■ PROBLEM DETAILS
Identify the lines that contain the string "importance" and copy all of them.

■ PROVIDED ENTRIES
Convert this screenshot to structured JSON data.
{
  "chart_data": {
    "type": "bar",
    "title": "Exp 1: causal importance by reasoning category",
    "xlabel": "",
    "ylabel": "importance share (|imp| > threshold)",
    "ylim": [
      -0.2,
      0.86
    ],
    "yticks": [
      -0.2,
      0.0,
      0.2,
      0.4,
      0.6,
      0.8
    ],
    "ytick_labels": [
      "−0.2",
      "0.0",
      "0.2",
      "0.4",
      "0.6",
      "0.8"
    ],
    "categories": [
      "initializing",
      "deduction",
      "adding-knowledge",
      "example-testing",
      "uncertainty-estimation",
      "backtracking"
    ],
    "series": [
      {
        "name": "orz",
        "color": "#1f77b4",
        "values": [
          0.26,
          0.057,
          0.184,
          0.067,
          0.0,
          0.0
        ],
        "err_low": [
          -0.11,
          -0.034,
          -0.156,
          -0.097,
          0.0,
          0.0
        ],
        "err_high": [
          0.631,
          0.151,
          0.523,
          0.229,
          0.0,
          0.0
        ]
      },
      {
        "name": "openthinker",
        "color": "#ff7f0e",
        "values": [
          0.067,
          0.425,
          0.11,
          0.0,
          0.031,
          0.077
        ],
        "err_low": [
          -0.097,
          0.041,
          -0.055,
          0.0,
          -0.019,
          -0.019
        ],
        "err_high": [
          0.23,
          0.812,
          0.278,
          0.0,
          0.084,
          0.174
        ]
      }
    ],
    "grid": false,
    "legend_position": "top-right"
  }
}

■ ANSWER TO THIS TASK
    "title": "Exp 1: causal importance by reasoning category",
    "ylabel": "importance share (|imp| > threshold)",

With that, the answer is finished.